** start **
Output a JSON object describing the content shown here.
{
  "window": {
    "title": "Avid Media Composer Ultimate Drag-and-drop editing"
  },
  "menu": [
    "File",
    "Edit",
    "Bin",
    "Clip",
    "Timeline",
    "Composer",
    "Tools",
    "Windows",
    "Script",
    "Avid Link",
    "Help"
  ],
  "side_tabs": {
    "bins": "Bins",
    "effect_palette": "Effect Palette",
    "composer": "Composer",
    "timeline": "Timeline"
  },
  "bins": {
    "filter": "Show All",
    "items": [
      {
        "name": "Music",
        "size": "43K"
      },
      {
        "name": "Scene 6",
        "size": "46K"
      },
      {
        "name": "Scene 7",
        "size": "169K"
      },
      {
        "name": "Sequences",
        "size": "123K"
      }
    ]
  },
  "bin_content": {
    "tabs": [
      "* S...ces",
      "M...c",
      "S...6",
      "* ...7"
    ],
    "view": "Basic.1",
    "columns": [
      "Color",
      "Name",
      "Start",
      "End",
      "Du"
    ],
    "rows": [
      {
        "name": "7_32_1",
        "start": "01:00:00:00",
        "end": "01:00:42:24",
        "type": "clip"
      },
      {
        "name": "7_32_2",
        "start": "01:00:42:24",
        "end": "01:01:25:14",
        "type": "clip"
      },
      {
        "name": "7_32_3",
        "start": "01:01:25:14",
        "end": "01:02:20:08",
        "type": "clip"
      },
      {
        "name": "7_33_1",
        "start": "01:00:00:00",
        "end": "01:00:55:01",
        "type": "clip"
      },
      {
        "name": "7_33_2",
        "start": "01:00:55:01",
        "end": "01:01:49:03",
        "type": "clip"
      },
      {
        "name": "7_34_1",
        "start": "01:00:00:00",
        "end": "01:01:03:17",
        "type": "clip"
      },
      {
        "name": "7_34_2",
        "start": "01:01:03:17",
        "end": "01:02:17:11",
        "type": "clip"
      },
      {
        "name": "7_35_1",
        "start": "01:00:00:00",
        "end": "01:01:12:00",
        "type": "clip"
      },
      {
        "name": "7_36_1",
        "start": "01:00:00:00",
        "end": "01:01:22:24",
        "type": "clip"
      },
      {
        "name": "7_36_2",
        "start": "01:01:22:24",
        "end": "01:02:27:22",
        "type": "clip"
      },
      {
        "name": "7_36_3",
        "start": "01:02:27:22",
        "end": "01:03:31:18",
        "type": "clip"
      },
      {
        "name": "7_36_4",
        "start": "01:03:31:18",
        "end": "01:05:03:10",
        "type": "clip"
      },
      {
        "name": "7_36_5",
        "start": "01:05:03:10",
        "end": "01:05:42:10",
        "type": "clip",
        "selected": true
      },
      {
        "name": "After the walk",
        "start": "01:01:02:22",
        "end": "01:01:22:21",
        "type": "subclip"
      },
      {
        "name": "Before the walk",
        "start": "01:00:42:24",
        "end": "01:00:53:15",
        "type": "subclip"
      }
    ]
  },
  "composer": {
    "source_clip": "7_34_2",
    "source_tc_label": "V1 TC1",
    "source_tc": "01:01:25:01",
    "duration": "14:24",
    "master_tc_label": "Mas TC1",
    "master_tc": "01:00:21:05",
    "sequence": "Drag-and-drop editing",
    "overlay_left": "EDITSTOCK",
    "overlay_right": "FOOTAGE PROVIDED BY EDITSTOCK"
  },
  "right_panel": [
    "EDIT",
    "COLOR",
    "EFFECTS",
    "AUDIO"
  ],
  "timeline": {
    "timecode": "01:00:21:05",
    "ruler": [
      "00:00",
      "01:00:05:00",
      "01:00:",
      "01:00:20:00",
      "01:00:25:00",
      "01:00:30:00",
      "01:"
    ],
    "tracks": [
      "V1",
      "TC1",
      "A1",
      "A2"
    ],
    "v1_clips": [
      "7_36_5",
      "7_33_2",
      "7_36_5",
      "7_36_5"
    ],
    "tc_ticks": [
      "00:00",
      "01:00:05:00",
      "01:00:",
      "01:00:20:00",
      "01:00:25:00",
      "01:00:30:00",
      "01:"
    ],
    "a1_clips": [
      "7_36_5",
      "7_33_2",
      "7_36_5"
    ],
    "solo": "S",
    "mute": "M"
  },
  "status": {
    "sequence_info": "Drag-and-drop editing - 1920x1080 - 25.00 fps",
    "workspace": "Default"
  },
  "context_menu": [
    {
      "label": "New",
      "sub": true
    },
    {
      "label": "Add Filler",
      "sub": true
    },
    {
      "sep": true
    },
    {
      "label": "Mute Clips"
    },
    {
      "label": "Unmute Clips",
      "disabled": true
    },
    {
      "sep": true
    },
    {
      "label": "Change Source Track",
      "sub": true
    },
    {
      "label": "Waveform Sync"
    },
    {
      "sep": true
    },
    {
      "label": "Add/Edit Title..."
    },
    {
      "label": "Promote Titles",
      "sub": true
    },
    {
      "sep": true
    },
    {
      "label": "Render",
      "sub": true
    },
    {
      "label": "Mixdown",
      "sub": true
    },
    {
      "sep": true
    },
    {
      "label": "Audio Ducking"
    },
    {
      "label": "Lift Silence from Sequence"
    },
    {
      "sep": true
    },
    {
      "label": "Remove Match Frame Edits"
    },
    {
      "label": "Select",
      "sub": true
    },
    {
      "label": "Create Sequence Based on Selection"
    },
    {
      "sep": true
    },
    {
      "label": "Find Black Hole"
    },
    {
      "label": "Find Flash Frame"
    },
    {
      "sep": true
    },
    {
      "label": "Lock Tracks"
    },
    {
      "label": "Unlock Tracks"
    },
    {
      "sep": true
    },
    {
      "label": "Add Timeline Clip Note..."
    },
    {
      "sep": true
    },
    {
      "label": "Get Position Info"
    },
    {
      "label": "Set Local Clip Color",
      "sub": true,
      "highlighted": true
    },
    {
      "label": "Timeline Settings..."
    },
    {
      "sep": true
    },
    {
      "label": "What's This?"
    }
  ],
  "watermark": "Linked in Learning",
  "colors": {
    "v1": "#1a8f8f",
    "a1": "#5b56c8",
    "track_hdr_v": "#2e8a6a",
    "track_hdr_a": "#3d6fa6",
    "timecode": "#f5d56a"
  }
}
** end **
THE PROBLEM: Out of the preceding entries, pull every line containing the string "drop".

TASK RESULT:
    "title": "Avid Media Composer Ultimate Drag-and-drop editing"
    "sequence": "Drag-and-drop editing",
    "sequence_info": "Drag-and-drop editing - 1920x1080 - 25.00 fps",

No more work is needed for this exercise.